# Data entries
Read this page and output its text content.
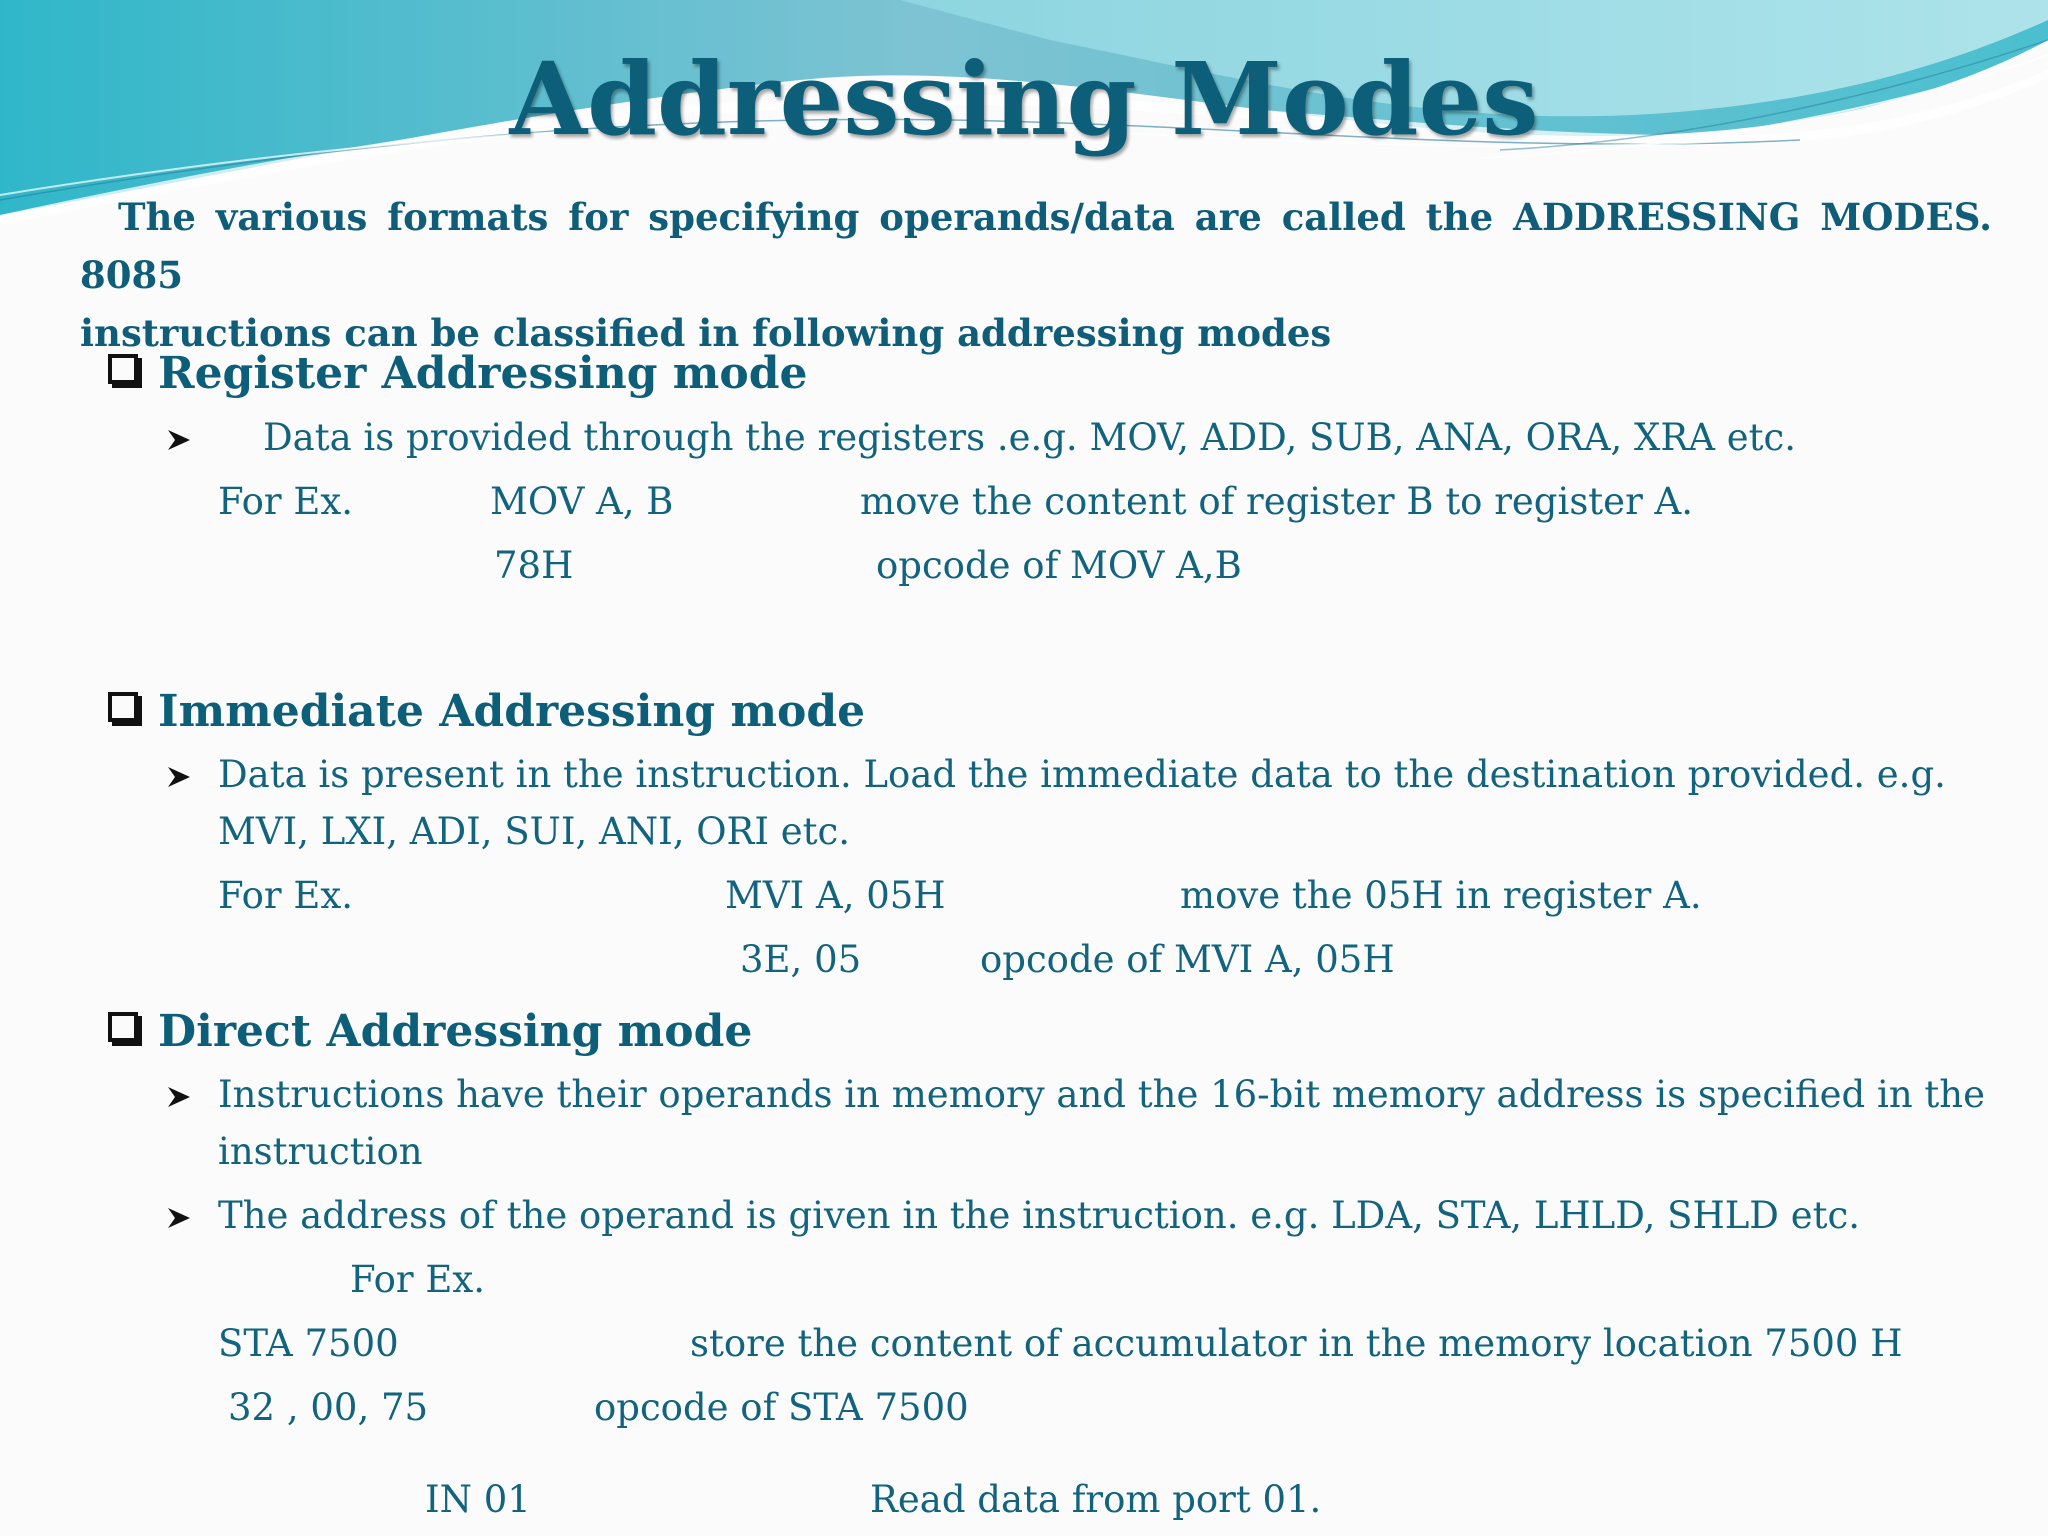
Addressing Modes
The various formats for specifying operands/data are called the ADDRESSING MODES. 8085
instructions can be classified in following addressing modes
Register Addressing mode
Data is provided through the registers .e.g. MOV, ADD, SUB, ANA, ORA, XRA etc.
For Ex.	MOV A, B	move the content of register B to register A.
78H	opcode of MOV A,B
Immediate Addressing mode
Data is present in the instruction. Load the immediate data to the destination provided. e.g.
MVI, LXI, ADI, SUI, ANI, ORI etc.
For Ex.	MVI A, 05H	move the 05H in register A.
3E, 05	opcode of MVI A, 05H
Direct Addressing mode
Instructions have their operands in memory and the 16-bit memory address is specified in the
instruction
The address of the operand is given in the instruction. e.g. LDA, STA, LHLD, SHLD etc.
For Ex.
STA 7500	store the content of accumulator in the memory location 7500 H
32 , 00, 75	opcode of STA 7500
IN 01	Read data from port 01.
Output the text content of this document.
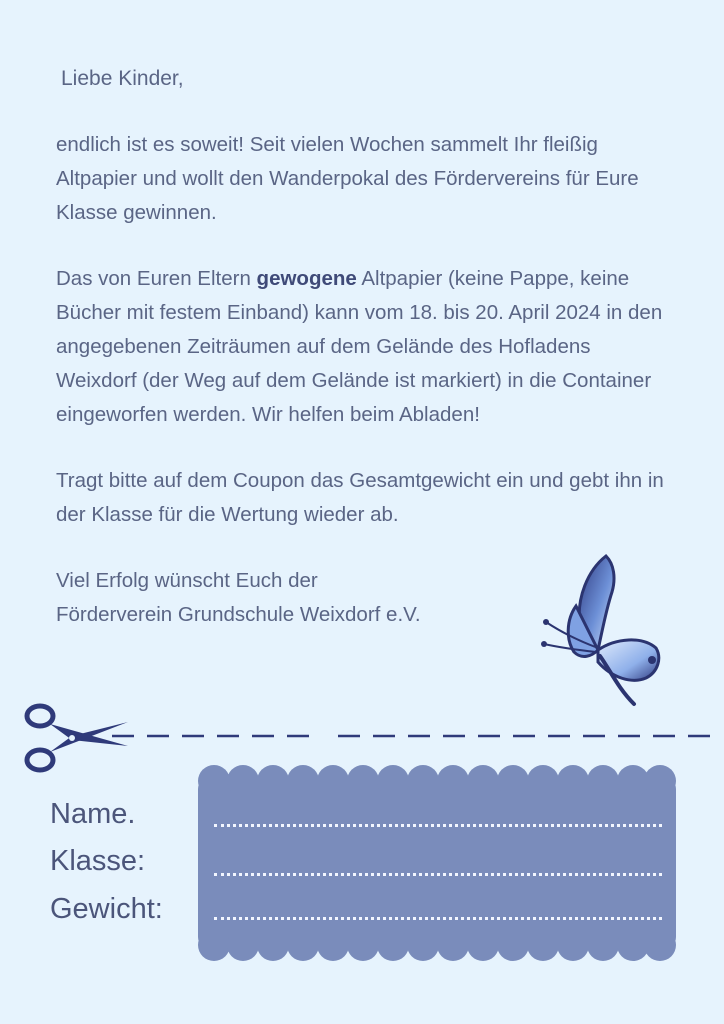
Liebe Kinder,

endlich ist es soweit! Seit vielen Wochen sammelt Ihr fleißig Altpapier und wollt den Wanderpokal des Fördervereins für Eure Klasse gewinnen.

Das von Euren Eltern gewogene Altpapier (keine Pappe, keine Bücher mit festem Einband) kann vom 18. bis 20. April 2024 in den angegebenen Zeiträumen auf dem Gelände des Hofladens Weixdorf (der Weg auf dem Gelände ist markiert) in die Container eingeworfen werden. Wir helfen beim Abladen!

Tragt bitte auf dem Coupon das Gesamtgewicht ein und gebt ihn in der Klasse für die Wertung wieder ab.

Viel Erfolg wünscht Euch der
Förderverein Grundschule Weixdorf e.V.

Name.
Klasse:
Gewicht:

# Task prompt
Search the listing for the word "Klasse" and return each line that holds it.

# Exercise answer
endlich ist es soweit! Seit vielen Wochen sammelt Ihr fleißig Altpapier und wollt den Wanderpokal des Fördervereins für Eure Klasse gewinnen.
Tragt bitte auf dem Coupon das Gesamtgewicht ein und gebt ihn in der Klasse für die Wertung wieder ab.
Klasse:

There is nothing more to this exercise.